What the task requires: Copy out lines with the word "title" from the material that follows.

* BEGIN Material supplied *

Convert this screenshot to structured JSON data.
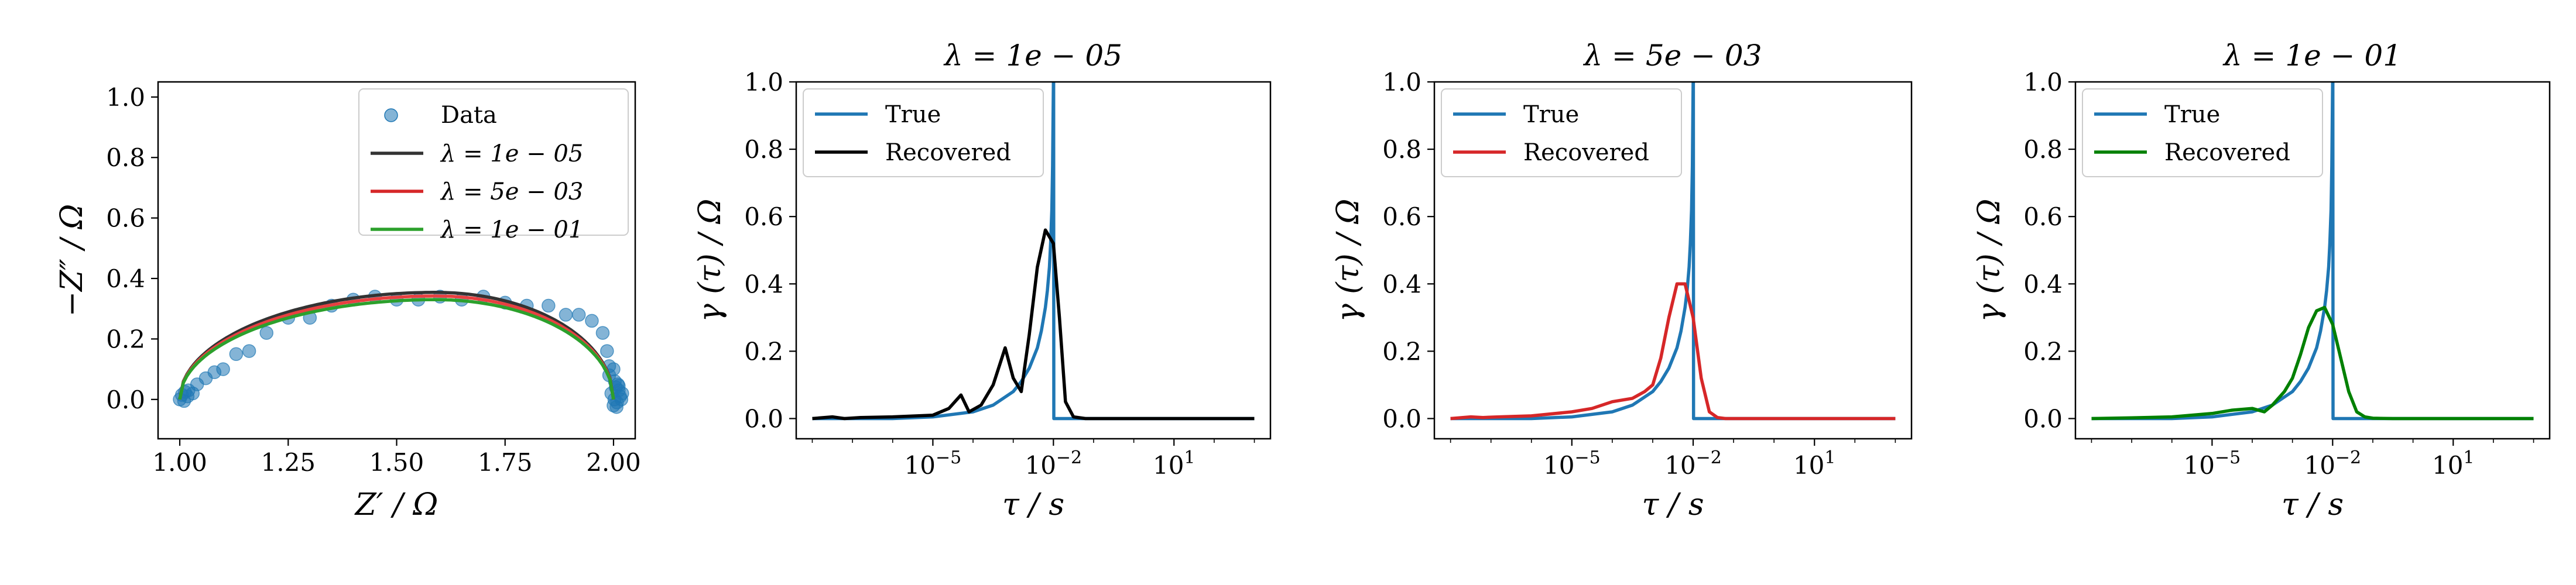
{
  "chart_data": [
    {
      "type": "scatter",
      "title": "",
      "xlabel": "Z′ / Ω",
      "ylabel": "−Z″ / Ω",
      "xlim": [
        0.95,
        2.05
      ],
      "ylim": [
        -0.13,
        1.05
      ],
      "xticks": [
        {
          "v": 1.0,
          "label": "1.00"
        },
        {
          "v": 1.25,
          "label": "1.25"
        },
        {
          "v": 1.5,
          "label": "1.50"
        },
        {
          "v": 1.75,
          "label": "1.75"
        },
        {
          "v": 2.0,
          "label": "2.00"
        }
      ],
      "yticks": [
        {
          "v": 0.0,
          "label": "0.0"
        },
        {
          "v": 0.2,
          "label": "0.2"
        },
        {
          "v": 0.4,
          "label": "0.4"
        },
        {
          "v": 0.6,
          "label": "0.6"
        },
        {
          "v": 0.8,
          "label": "0.8"
        },
        {
          "v": 1.0,
          "label": "1.0"
        }
      ],
      "legend_position": "top-right",
      "grid": false,
      "scatter": {
        "name": "Data",
        "color": "#1f77b4",
        "x": [
          1.0,
          1.005,
          1.01,
          1.012,
          1.018,
          1.02,
          1.03,
          1.04,
          1.06,
          1.08,
          1.1,
          1.13,
          1.16,
          1.2,
          1.25,
          1.3,
          1.35,
          1.4,
          1.45,
          1.5,
          1.55,
          1.6,
          1.65,
          1.7,
          1.75,
          1.8,
          1.85,
          1.89,
          1.92,
          1.95,
          1.975,
          1.985,
          1.99,
          1.995,
          2.0,
          2.002,
          2.005,
          2.008,
          2.01,
          2.012,
          2.015,
          2.018,
          2.02,
          2.0,
          1.99,
          2.003,
          2.007,
          2.012
        ],
        "y": [
          0.0,
          0.015,
          -0.005,
          0.025,
          0.01,
          0.03,
          0.02,
          0.05,
          0.07,
          0.09,
          0.1,
          0.15,
          0.16,
          0.22,
          0.27,
          0.27,
          0.31,
          0.33,
          0.34,
          0.33,
          0.33,
          0.34,
          0.33,
          0.34,
          0.32,
          0.31,
          0.31,
          0.28,
          0.28,
          0.26,
          0.22,
          0.16,
          0.08,
          0.02,
          -0.02,
          0.0,
          0.04,
          -0.01,
          0.05,
          0.03,
          0.01,
          0.0,
          0.02,
          0.1,
          0.11,
          0.06,
          -0.025,
          0.045
        ]
      },
      "series": [
        {
          "name": "λ = 1e − 05",
          "color": "#333333"
        },
        {
          "name": "λ = 5e − 03",
          "color": "#d62728"
        },
        {
          "name": "λ = 1e − 01",
          "color": "#2ca02c"
        }
      ],
      "fit_curves": [
        {
          "color": "#333333",
          "offset": 0.012
        },
        {
          "color": "#e84040",
          "offset": 0.0
        },
        {
          "color": "#2ca02c",
          "offset": -0.012
        }
      ],
      "semicircle": {
        "x_start": 1.0,
        "x_end": 2.0,
        "x_peak": 1.59,
        "peak": 0.342
      }
    },
    {
      "type": "line",
      "title": "λ = 1e − 05",
      "xlabel": "τ / s",
      "ylabel": "γ (τ) / Ω",
      "xscale": "log",
      "xlim_log10": [
        -8.4,
        3.4
      ],
      "ylim": [
        -0.06,
        1.0
      ],
      "xticks": [
        {
          "v": -5,
          "label": "10−5"
        },
        {
          "v": -2,
          "label": "10−2"
        },
        {
          "v": 1,
          "label": "101"
        }
      ],
      "yticks": [
        {
          "v": 0.0,
          "label": "0.0"
        },
        {
          "v": 0.2,
          "label": "0.2"
        },
        {
          "v": 0.4,
          "label": "0.4"
        },
        {
          "v": 0.6,
          "label": "0.6"
        },
        {
          "v": 0.8,
          "label": "0.8"
        },
        {
          "v": 1.0,
          "label": "1.0"
        }
      ],
      "legend_position": "top-left",
      "series": [
        {
          "name": "True",
          "color": "#1f77b4",
          "log10_x": [
            -8.0,
            -6.0,
            -5.0,
            -4.0,
            -3.5,
            -3.0,
            -2.8,
            -2.6,
            -2.4,
            -2.3,
            -2.2,
            -2.15,
            -2.1,
            -2.07,
            -2.04,
            -2.02,
            -2.0,
            -1.995,
            -1.99,
            -1.8,
            3.0
          ],
          "y": [
            0.0,
            0.0,
            0.005,
            0.02,
            0.04,
            0.08,
            0.11,
            0.15,
            0.21,
            0.26,
            0.33,
            0.38,
            0.45,
            0.52,
            0.62,
            0.75,
            1.0,
            1.0,
            0.0,
            0.0,
            0.0
          ]
        },
        {
          "name": "Recovered",
          "color": "#000000",
          "log10_x": [
            -8.0,
            -7.5,
            -7.2,
            -6.8,
            -6.0,
            -5.0,
            -4.6,
            -4.3,
            -4.1,
            -3.8,
            -3.5,
            -3.2,
            -3.0,
            -2.8,
            -2.6,
            -2.4,
            -2.2,
            -2.0,
            -1.85,
            -1.7,
            -1.5,
            -1.2,
            -1.0,
            0.0,
            3.0
          ],
          "y": [
            0.0,
            0.005,
            0.0,
            0.003,
            0.005,
            0.01,
            0.03,
            0.07,
            0.02,
            0.04,
            0.1,
            0.21,
            0.12,
            0.08,
            0.25,
            0.45,
            0.56,
            0.52,
            0.3,
            0.05,
            0.005,
            0.0,
            0.0,
            0.0,
            0.0
          ]
        }
      ]
    },
    {
      "type": "line",
      "title": "λ = 5e − 03",
      "xlabel": "τ / s",
      "ylabel": "γ (τ) / Ω",
      "xscale": "log",
      "xlim_log10": [
        -8.4,
        3.4
      ],
      "ylim": [
        -0.06,
        1.0
      ],
      "xticks": [
        {
          "v": -5,
          "label": "10−5"
        },
        {
          "v": -2,
          "label": "10−2"
        },
        {
          "v": 1,
          "label": "101"
        }
      ],
      "yticks": [
        {
          "v": 0.0,
          "label": "0.0"
        },
        {
          "v": 0.2,
          "label": "0.2"
        },
        {
          "v": 0.4,
          "label": "0.4"
        },
        {
          "v": 0.6,
          "label": "0.6"
        },
        {
          "v": 0.8,
          "label": "0.8"
        },
        {
          "v": 1.0,
          "label": "1.0"
        }
      ],
      "legend_position": "top-left",
      "series": [
        {
          "name": "True",
          "color": "#1f77b4",
          "log10_x": [
            -8.0,
            -6.0,
            -5.0,
            -4.0,
            -3.5,
            -3.0,
            -2.8,
            -2.6,
            -2.4,
            -2.3,
            -2.2,
            -2.15,
            -2.1,
            -2.07,
            -2.04,
            -2.02,
            -2.0,
            -1.995,
            -1.99,
            -1.8,
            3.0
          ],
          "y": [
            0.0,
            0.0,
            0.005,
            0.02,
            0.04,
            0.08,
            0.11,
            0.15,
            0.21,
            0.26,
            0.33,
            0.38,
            0.45,
            0.52,
            0.62,
            0.75,
            1.0,
            1.0,
            0.0,
            0.0,
            0.0
          ]
        },
        {
          "name": "Recovered",
          "color": "#d62728",
          "log10_x": [
            -8.0,
            -7.5,
            -7.2,
            -6.8,
            -6.0,
            -5.0,
            -4.5,
            -4.0,
            -3.5,
            -3.2,
            -3.0,
            -2.8,
            -2.6,
            -2.4,
            -2.2,
            -2.0,
            -1.8,
            -1.6,
            -1.4,
            -1.2,
            -1.0,
            0.0,
            3.0
          ],
          "y": [
            0.0,
            0.005,
            0.003,
            0.005,
            0.008,
            0.02,
            0.03,
            0.05,
            0.06,
            0.08,
            0.1,
            0.18,
            0.3,
            0.4,
            0.4,
            0.3,
            0.12,
            0.02,
            0.003,
            0.0,
            0.0,
            0.0,
            0.0
          ]
        }
      ]
    },
    {
      "type": "line",
      "title": "λ = 1e − 01",
      "xlabel": "τ / s",
      "ylabel": "γ (τ) / Ω",
      "xscale": "log",
      "xlim_log10": [
        -8.4,
        3.4
      ],
      "ylim": [
        -0.06,
        1.0
      ],
      "xticks": [
        {
          "v": -5,
          "label": "10−5"
        },
        {
          "v": -2,
          "label": "10−2"
        },
        {
          "v": 1,
          "label": "101"
        }
      ],
      "yticks": [
        {
          "v": 0.0,
          "label": "0.0"
        },
        {
          "v": 0.2,
          "label": "0.2"
        },
        {
          "v": 0.4,
          "label": "0.4"
        },
        {
          "v": 0.6,
          "label": "0.6"
        },
        {
          "v": 0.8,
          "label": "0.8"
        },
        {
          "v": 1.0,
          "label": "1.0"
        }
      ],
      "legend_position": "top-left",
      "series": [
        {
          "name": "True",
          "color": "#1f77b4",
          "log10_x": [
            -8.0,
            -6.0,
            -5.0,
            -4.0,
            -3.5,
            -3.0,
            -2.8,
            -2.6,
            -2.4,
            -2.3,
            -2.2,
            -2.15,
            -2.1,
            -2.07,
            -2.04,
            -2.02,
            -2.0,
            -1.995,
            -1.99,
            -1.8,
            3.0
          ],
          "y": [
            0.0,
            0.0,
            0.005,
            0.02,
            0.04,
            0.08,
            0.11,
            0.15,
            0.21,
            0.26,
            0.33,
            0.38,
            0.45,
            0.52,
            0.62,
            0.75,
            1.0,
            1.0,
            0.0,
            0.0,
            0.0
          ]
        },
        {
          "name": "Recovered",
          "color": "#008000",
          "log10_x": [
            -8.0,
            -7.0,
            -6.0,
            -5.0,
            -4.5,
            -4.0,
            -3.7,
            -3.5,
            -3.2,
            -3.0,
            -2.8,
            -2.6,
            -2.4,
            -2.2,
            -2.0,
            -1.8,
            -1.6,
            -1.4,
            -1.2,
            -1.0,
            -0.5,
            0.0,
            3.0
          ],
          "y": [
            0.0,
            0.002,
            0.005,
            0.015,
            0.025,
            0.03,
            0.02,
            0.04,
            0.08,
            0.12,
            0.19,
            0.27,
            0.32,
            0.33,
            0.28,
            0.18,
            0.08,
            0.02,
            0.005,
            0.001,
            0.0,
            0.0,
            0.0
          ]
        }
      ]
    }
  ]
}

* END Material supplied *

Task response:
      "title": "",
      "title": "λ = 1e − 05",
      "title": "λ = 5e − 03",
      "title": "λ = 1e − 01",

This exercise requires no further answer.